* _GIVEN PROBLEM_: The answer is one number: how many lines hold the string "this".

* _GIVEN RECORDS_:
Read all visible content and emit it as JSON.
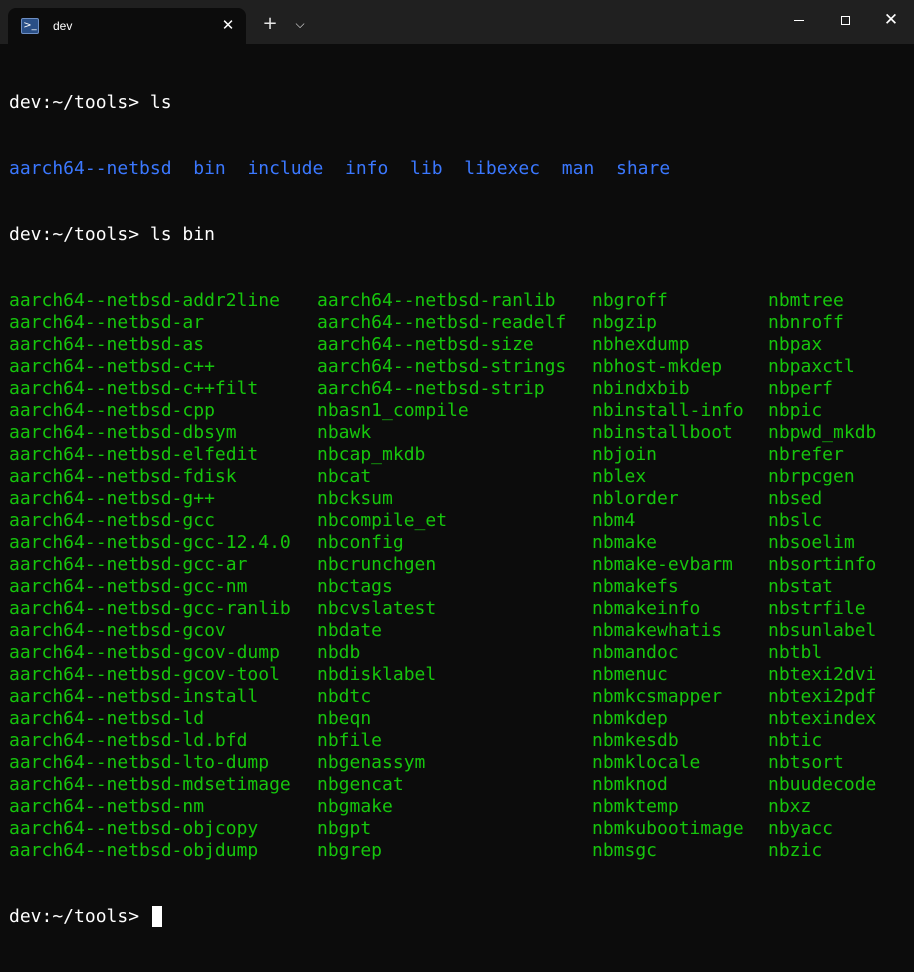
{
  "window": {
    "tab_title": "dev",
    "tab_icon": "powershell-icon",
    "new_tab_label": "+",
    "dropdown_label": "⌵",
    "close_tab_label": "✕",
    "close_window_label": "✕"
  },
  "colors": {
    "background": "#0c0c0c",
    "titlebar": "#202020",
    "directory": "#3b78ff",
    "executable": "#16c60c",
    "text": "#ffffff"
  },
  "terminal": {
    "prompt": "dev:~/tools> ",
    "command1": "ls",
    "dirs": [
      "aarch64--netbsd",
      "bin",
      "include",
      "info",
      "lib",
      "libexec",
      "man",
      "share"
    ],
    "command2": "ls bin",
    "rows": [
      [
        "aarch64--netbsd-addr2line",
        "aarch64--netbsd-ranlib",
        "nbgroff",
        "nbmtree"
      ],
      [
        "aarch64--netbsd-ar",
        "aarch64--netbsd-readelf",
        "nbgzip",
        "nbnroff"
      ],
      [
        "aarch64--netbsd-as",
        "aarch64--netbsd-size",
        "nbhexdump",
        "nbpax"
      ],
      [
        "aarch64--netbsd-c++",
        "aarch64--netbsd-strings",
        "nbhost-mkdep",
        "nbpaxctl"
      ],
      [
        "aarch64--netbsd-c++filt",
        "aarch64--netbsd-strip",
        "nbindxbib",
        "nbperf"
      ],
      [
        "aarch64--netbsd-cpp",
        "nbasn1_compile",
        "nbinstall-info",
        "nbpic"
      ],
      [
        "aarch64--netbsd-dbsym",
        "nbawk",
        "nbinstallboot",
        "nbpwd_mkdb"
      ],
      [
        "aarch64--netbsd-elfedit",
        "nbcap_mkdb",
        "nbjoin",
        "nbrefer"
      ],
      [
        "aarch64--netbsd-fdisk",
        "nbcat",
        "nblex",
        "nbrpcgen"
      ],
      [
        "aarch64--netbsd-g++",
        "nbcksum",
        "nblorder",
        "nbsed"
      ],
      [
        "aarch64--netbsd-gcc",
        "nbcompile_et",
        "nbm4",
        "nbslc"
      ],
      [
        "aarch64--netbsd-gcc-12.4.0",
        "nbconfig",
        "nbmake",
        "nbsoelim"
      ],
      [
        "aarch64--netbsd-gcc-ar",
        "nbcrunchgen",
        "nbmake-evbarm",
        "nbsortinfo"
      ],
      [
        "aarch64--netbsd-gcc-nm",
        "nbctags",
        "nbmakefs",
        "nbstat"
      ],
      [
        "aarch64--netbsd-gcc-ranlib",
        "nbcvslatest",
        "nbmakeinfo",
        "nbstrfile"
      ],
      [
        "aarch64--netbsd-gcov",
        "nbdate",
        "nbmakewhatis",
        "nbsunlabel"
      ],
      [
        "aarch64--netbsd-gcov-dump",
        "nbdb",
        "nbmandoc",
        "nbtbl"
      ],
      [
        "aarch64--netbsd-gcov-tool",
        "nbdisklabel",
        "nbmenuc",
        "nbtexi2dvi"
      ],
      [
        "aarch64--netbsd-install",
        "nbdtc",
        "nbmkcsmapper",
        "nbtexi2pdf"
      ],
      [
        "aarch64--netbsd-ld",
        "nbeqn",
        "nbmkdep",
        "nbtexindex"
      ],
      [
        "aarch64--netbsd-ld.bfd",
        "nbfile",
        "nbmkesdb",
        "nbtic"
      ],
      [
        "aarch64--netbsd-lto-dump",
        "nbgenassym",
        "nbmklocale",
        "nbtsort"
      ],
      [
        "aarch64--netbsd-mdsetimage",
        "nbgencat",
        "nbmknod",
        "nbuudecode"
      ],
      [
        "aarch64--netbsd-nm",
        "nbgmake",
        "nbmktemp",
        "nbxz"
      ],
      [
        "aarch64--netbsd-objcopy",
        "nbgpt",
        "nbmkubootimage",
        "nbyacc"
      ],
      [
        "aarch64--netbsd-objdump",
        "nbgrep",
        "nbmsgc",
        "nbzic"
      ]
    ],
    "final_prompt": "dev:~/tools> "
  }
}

...

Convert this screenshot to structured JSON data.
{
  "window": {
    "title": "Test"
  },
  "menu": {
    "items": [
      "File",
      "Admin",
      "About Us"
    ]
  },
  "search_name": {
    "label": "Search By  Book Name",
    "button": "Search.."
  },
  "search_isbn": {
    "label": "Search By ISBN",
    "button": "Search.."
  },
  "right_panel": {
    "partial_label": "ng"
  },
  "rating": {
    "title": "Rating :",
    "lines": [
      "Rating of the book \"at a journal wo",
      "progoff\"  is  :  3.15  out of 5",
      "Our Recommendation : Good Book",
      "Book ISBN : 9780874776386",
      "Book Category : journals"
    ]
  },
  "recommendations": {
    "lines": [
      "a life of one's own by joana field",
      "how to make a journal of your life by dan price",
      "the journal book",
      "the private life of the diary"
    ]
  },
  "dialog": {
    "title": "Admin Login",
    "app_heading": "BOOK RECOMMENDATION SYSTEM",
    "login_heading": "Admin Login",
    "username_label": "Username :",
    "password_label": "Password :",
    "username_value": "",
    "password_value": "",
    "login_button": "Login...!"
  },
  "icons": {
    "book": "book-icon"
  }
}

==

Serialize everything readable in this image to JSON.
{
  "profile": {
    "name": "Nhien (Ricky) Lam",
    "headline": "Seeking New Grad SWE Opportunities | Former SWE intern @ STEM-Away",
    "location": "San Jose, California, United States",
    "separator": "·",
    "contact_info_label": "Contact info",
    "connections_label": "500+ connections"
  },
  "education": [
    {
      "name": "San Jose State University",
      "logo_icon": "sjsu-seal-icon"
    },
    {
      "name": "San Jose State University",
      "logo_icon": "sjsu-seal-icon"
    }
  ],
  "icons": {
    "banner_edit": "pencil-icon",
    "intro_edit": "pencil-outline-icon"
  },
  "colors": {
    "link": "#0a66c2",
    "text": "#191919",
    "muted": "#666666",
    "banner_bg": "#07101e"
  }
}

* _CORRECT RESPONSE_: 2